THE INPUT -
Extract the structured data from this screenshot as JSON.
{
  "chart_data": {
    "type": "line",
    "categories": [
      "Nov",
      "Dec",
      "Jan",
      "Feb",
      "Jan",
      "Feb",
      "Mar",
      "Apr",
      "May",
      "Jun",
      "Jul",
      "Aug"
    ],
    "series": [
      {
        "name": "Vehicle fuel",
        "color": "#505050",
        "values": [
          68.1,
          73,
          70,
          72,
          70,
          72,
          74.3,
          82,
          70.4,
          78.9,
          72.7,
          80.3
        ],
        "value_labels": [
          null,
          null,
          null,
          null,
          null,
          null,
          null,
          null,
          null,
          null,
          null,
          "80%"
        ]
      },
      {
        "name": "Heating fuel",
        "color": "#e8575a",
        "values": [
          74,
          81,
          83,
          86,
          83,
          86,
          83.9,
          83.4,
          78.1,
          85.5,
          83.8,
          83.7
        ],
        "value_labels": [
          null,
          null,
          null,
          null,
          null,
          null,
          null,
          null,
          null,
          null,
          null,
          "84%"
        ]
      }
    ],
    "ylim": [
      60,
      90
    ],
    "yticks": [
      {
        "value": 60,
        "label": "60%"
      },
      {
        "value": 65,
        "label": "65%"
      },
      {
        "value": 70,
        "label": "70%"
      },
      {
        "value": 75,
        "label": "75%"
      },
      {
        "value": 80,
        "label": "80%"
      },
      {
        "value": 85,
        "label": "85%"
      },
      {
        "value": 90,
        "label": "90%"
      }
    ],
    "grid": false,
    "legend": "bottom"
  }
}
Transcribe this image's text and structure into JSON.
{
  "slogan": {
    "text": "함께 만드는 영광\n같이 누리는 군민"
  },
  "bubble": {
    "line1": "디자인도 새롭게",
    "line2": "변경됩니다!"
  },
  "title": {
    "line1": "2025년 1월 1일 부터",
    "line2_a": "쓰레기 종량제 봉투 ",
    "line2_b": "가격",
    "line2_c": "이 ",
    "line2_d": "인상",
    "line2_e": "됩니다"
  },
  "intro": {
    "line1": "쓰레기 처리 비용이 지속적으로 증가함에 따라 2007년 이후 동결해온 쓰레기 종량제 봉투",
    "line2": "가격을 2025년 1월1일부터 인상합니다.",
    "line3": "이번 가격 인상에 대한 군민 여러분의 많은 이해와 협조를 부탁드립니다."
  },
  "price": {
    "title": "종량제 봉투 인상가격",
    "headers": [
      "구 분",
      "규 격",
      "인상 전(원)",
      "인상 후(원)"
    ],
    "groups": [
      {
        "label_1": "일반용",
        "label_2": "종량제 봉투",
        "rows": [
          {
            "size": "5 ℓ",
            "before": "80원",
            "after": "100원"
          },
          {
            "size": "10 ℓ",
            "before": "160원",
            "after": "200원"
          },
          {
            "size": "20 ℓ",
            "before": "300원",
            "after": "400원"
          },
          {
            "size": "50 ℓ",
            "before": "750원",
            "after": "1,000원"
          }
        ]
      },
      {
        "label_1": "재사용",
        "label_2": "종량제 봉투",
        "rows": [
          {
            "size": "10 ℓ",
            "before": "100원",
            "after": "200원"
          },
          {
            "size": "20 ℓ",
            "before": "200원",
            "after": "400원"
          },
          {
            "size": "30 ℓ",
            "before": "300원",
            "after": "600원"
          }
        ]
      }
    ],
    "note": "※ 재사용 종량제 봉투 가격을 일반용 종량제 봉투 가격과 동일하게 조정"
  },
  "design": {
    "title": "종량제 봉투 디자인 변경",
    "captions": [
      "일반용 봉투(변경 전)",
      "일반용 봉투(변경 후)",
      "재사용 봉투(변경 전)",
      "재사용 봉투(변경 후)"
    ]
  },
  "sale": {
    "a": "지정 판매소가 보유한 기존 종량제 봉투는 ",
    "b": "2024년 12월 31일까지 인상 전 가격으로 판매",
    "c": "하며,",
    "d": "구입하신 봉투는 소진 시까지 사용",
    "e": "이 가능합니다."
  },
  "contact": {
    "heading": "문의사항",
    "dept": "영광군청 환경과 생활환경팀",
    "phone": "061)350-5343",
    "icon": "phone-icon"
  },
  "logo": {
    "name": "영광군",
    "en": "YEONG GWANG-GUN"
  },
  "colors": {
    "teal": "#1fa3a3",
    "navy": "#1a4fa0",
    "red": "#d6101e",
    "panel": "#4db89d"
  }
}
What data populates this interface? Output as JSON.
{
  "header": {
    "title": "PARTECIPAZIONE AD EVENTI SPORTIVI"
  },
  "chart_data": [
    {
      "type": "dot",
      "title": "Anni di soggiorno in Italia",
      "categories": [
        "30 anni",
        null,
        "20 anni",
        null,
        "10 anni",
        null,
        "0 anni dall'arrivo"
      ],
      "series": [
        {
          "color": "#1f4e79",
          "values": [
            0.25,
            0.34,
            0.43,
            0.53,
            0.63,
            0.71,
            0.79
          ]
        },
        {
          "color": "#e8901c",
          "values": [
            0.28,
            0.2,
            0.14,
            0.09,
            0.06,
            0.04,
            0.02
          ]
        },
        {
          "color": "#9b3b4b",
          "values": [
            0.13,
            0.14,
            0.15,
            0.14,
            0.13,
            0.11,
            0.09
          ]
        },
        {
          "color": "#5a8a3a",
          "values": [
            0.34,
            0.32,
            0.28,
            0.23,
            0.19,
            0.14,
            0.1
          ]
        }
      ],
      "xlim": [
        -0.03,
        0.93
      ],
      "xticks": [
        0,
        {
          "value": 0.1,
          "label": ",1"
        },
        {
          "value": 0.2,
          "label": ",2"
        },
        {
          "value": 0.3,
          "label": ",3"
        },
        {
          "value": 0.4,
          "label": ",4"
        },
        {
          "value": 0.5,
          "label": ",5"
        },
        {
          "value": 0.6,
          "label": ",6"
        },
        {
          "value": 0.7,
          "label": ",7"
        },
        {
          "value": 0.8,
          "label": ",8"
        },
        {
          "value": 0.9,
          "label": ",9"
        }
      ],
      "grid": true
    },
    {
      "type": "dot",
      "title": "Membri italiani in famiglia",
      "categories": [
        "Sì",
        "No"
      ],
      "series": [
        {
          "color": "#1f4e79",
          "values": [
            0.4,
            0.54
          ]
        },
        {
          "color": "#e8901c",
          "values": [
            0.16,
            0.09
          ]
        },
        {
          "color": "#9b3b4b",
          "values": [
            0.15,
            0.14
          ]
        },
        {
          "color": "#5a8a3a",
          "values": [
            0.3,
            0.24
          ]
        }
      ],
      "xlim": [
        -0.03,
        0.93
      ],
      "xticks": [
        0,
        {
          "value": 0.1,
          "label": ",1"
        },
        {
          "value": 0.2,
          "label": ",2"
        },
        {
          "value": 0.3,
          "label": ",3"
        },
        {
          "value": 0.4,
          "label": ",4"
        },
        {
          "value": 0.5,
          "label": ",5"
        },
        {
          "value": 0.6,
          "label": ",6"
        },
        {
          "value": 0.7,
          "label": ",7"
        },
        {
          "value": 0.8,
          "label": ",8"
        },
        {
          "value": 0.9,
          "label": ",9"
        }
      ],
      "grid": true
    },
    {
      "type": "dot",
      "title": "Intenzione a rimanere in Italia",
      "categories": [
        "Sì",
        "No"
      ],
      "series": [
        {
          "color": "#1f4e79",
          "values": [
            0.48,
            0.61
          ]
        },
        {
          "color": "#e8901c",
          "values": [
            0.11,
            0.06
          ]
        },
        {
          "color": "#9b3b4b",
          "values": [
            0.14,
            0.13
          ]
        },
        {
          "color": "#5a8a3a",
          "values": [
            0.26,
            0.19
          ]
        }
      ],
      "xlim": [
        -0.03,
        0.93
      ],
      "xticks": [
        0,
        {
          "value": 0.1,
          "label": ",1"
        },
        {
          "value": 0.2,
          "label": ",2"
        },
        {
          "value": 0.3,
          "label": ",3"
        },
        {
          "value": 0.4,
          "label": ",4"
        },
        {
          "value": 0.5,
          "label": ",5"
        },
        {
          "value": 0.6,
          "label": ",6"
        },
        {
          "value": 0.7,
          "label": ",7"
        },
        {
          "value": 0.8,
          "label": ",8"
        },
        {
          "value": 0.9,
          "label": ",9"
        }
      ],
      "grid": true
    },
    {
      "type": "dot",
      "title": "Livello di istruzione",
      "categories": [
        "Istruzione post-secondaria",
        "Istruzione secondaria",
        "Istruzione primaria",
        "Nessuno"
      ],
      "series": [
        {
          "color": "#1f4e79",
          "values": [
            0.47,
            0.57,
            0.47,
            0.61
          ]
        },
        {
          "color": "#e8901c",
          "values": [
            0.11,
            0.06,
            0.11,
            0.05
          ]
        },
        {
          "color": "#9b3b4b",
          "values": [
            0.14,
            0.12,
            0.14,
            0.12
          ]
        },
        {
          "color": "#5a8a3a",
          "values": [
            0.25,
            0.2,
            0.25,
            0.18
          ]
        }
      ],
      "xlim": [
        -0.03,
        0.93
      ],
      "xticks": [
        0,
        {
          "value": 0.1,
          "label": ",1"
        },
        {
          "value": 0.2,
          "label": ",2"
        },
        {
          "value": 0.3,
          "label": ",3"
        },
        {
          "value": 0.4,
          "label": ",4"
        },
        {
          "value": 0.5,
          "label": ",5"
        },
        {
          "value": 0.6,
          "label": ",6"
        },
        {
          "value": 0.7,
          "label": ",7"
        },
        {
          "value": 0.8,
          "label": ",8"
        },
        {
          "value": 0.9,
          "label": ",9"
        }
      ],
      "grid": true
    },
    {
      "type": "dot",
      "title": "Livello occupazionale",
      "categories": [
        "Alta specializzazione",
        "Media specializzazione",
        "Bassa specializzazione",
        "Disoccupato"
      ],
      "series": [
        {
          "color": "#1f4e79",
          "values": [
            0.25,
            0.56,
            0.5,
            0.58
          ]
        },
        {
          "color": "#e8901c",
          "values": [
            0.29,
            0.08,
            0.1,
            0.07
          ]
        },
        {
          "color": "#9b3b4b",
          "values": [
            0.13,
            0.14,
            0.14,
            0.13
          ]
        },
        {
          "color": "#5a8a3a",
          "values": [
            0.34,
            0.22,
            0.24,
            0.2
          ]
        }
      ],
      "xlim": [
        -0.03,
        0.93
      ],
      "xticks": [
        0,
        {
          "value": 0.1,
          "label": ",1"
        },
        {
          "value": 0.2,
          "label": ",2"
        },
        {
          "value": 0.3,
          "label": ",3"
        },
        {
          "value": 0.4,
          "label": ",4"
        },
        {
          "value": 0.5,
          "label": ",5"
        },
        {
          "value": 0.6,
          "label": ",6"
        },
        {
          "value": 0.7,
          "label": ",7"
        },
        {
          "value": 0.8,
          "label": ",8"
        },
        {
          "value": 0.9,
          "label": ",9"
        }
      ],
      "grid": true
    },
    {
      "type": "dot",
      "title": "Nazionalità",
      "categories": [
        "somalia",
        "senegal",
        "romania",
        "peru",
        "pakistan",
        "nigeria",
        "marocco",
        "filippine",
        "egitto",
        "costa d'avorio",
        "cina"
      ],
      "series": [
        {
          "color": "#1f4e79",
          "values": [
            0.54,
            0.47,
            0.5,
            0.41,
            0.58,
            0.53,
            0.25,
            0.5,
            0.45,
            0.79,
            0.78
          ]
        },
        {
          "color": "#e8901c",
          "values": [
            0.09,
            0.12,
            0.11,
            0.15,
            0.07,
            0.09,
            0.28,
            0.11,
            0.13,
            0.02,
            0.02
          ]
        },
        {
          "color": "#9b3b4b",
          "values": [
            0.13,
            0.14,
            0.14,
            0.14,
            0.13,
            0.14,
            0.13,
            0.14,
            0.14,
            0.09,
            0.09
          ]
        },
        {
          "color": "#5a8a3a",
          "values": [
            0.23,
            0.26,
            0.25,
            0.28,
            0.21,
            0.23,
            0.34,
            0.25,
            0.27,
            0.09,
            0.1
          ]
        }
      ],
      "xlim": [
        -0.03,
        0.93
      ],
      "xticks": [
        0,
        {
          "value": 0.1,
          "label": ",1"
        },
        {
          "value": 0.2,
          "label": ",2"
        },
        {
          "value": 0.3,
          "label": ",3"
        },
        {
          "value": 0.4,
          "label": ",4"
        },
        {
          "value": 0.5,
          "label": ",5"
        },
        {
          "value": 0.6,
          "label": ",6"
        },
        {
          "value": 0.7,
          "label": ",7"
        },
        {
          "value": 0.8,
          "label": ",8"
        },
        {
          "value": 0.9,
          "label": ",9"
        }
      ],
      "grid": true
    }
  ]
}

WHAT YOU HAVE TO DO - Determine the number of lines in these entries that contain the word "before", and write only that number.

OUTPUT - 7